LISTING:
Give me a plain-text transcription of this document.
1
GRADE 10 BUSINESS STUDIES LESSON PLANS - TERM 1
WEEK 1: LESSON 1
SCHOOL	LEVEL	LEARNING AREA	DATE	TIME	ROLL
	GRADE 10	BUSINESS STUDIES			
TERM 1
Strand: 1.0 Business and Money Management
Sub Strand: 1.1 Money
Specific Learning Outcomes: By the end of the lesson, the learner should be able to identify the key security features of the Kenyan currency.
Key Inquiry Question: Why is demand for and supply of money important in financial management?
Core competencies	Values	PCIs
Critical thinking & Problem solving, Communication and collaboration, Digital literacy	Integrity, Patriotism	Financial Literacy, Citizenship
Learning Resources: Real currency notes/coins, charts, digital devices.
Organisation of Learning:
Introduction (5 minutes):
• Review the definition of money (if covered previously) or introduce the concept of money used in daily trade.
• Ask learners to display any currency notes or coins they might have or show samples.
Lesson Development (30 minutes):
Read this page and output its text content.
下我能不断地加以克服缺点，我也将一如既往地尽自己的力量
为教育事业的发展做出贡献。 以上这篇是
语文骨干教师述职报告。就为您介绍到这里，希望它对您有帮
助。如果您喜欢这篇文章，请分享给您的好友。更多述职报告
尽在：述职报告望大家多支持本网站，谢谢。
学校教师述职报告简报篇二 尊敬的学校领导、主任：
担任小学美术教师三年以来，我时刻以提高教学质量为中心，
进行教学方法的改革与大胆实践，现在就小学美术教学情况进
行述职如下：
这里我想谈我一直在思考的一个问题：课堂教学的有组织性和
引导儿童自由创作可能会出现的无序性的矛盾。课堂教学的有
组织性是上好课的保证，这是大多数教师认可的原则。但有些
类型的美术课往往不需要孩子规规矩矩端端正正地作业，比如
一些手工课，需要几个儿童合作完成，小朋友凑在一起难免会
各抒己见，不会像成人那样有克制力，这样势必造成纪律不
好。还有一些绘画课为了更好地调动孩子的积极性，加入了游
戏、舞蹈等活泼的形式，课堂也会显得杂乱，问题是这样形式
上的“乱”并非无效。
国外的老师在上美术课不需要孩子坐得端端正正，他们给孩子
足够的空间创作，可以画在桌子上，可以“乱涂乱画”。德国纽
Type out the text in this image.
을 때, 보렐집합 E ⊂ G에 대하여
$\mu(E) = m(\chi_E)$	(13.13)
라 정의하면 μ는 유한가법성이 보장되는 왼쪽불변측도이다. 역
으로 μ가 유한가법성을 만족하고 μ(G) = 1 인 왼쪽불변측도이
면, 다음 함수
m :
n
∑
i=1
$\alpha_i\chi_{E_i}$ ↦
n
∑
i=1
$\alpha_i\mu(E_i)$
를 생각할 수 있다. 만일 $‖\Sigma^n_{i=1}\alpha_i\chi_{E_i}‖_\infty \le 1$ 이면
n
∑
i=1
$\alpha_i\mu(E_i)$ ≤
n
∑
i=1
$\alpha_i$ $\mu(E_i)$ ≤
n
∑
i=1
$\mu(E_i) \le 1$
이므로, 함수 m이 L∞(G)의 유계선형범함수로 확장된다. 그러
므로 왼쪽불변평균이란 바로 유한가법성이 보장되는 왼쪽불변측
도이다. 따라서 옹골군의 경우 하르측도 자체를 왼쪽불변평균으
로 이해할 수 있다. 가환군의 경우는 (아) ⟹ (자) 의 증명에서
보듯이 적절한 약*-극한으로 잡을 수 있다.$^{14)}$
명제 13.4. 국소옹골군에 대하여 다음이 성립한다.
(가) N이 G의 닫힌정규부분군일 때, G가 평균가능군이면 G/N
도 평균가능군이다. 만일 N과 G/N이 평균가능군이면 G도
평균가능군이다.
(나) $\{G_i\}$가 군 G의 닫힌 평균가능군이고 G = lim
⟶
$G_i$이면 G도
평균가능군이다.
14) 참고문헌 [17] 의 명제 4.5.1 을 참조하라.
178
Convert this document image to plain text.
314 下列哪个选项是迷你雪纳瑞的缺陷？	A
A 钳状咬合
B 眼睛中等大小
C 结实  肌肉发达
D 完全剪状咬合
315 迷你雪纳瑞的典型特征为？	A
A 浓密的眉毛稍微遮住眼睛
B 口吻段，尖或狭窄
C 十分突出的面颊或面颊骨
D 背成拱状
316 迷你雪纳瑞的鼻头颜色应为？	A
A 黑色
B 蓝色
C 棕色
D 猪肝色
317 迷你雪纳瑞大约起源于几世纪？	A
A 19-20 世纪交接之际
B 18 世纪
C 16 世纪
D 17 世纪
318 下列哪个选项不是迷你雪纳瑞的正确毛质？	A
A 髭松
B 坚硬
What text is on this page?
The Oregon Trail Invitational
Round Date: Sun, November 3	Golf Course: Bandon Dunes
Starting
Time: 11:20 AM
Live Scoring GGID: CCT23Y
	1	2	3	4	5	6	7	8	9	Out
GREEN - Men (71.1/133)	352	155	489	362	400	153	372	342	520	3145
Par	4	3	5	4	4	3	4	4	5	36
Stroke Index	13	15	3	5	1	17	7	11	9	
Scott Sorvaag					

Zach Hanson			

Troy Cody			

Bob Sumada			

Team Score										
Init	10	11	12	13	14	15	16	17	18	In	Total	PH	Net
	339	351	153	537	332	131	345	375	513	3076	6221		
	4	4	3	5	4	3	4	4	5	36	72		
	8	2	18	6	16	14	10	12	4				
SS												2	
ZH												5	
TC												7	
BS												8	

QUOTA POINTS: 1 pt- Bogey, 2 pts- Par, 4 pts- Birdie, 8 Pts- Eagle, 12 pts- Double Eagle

GIVEN INSTRUCTION:
The records above are to be repeated exactly, in their entirety.

RESPONSE TO THE TASK:
Give me a plain-text transcription of this document.
1
GRADE 10 BUSINESS STUDIES LESSON PLANS - TERM 1
WEEK 1: LESSON 1
SCHOOL	LEVEL	LEARNING AREA	DATE	TIME	ROLL
	GRADE 10	BUSINESS STUDIES			
TERM 1
Strand: 1.0 Business and Money Management
Sub Strand: 1.1 Money
Specific Learning Outcomes: By the end of the lesson, the learner should be able to identify the key security features of the Kenyan currency.
Key Inquiry Question: Why is demand for and supply of money important in financial management?
Core competencies	Values	PCIs
Critical thinking & Problem solving, Communication and collaboration, Digital literacy	Integrity, Patriotism	Financial Literacy, Citizenship
Learning Resources: Real currency notes/coins, charts, digital devices.
Organisation of Learning:
Introduction (5 minutes):
• Review the definition of money (if covered previously) or introduce the concept of money used in daily trade.
• Ask learners to display any currency notes or coins they might have or show samples.
Lesson Development (30 minutes):
Read this page and output its text content.
下我能不断地加以克服缺点，我也将一如既往地尽自己的力量
为教育事业的发展做出贡献。 以上这篇是
语文骨干教师述职报告。就为您介绍到这里，希望它对您有帮
助。如果您喜欢这篇文章，请分享给您的好友。更多述职报告
尽在：述职报告望大家多支持本网站，谢谢。
学校教师述职报告简报篇二 尊敬的学校领导、主任：
担任小学美术教师三年以来，我时刻以提高教学质量为中心，
进行教学方法的改革与大胆实践，现在就小学美术教学情况进
行述职如下：
这里我想谈我一直在思考的一个问题：课堂教学的有组织性和
引导儿童自由创作可能会出现的无序性的矛盾。课堂教学的有
组织性是上好课的保证，这是大多数教师认可的原则。但有些
类型的美术课往往不需要孩子规规矩矩端端正正地作业，比如
一些手工课，需要几个儿童合作完成，小朋友凑在一起难免会
各抒己见，不会像成人那样有克制力，这样势必造成纪律不
好。还有一些绘画课为了更好地调动孩子的积极性，加入了游
戏、舞蹈等活泼的形式，课堂也会显得杂乱，问题是这样形式
上的“乱”并非无效。
国外的老师在上美术课不需要孩子坐得端端正正，他们给孩子
足够的空间创作，可以画在桌子上，可以“乱涂乱画”。德国纽
Type out the text in this image.
을 때, 보렐집합 E ⊂ G에 대하여
$\mu(E) = m(\chi_E)$	(13.13)
라 정의하면 μ는 유한가법성이 보장되는 왼쪽불변측도이다. 역
으로 μ가 유한가법성을 만족하고 μ(G) = 1 인 왼쪽불변측도이
면, 다음 함수
m :
n
∑
i=1
$\alpha_i\chi_{E_i}$ ↦
n
∑
i=1
$\alpha_i\mu(E_i)$
를 생각할 수 있다. 만일 $‖\Sigma^n_{i=1}\alpha_i\chi_{E_i}‖_\infty \le 1$ 이면
n
∑
i=1
$\alpha_i\mu(E_i)$ ≤
n
∑
i=1
$\alpha_i$ $\mu(E_i)$ ≤
n
∑
i=1
$\mu(E_i) \le 1$
이므로, 함수 m이 L∞(G)의 유계선형범함수로 확장된다. 그러
므로 왼쪽불변평균이란 바로 유한가법성이 보장되는 왼쪽불변측
도이다. 따라서 옹골군의 경우 하르측도 자체를 왼쪽불변평균으
로 이해할 수 있다. 가환군의 경우는 (아) ⟹ (자) 의 증명에서
보듯이 적절한 약*-극한으로 잡을 수 있다.$^{14)}$
명제 13.4. 국소옹골군에 대하여 다음이 성립한다.
(가) N이 G의 닫힌정규부분군일 때, G가 평균가능군이면 G/N
도 평균가능군이다. 만일 N과 G/N이 평균가능군이면 G도
평균가능군이다.
(나) $\{G_i\}$가 군 G의 닫힌 평균가능군이고 G = lim
⟶
$G_i$이면 G도
평균가능군이다.
14) 참고문헌 [17] 의 명제 4.5.1 을 참조하라.
178
Convert this document image to plain text.
314 下列哪个选项是迷你雪纳瑞的缺陷？	A
A 钳状咬合
B 眼睛中等大小
C 结实  肌肉发达
D 完全剪状咬合
315 迷你雪纳瑞的典型特征为？	A
A 浓密的眉毛稍微遮住眼睛
B 口吻段，尖或狭窄
C 十分突出的面颊或面颊骨
D 背成拱状
316 迷你雪纳瑞的鼻头颜色应为？	A
A 黑色
B 蓝色
C 棕色
D 猪肝色
317 迷你雪纳瑞大约起源于几世纪？	A
A 19-20 世纪交接之际
B 18 世纪
C 16 世纪
D 17 世纪
318 下列哪个选项不是迷你雪纳瑞的正确毛质？	A
A 髭松
B 坚硬
What text is on this page?
The Oregon Trail Invitational
Round Date: Sun, November 3	Golf Course: Bandon Dunes
Starting
Time: 11:20 AM
Live Scoring GGID: CCT23Y
	1	2	3	4	5	6	7	8	9	Out
GREEN - Men (71.1/133)	352	155	489	362	400	153	372	342	520	3145
Par	4	3	5	4	4	3	4	4	5	36
Stroke Index	13	15	3	5	1	17	7	11	9	
Scott Sorvaag					

Zach Hanson			

Troy Cody			

Bob Sumada			

Team Score										
Init	10	11	12	13	14	15	16	17	18	In	Total	PH	Net
	339	351	153	537	332	131	345	375	513	3076	6221		
	4	4	3	5	4	3	4	4	5	36	72		
	8	2	18	6	16	14	10	12	4				
SS												2	
ZH												5	
TC												7	
BS												8	

QUOTA POINTS: 1 pt- Bogey, 2 pts- Par, 4 pts- Birdie, 8 Pts- Eagle, 12 pts- Double Eagle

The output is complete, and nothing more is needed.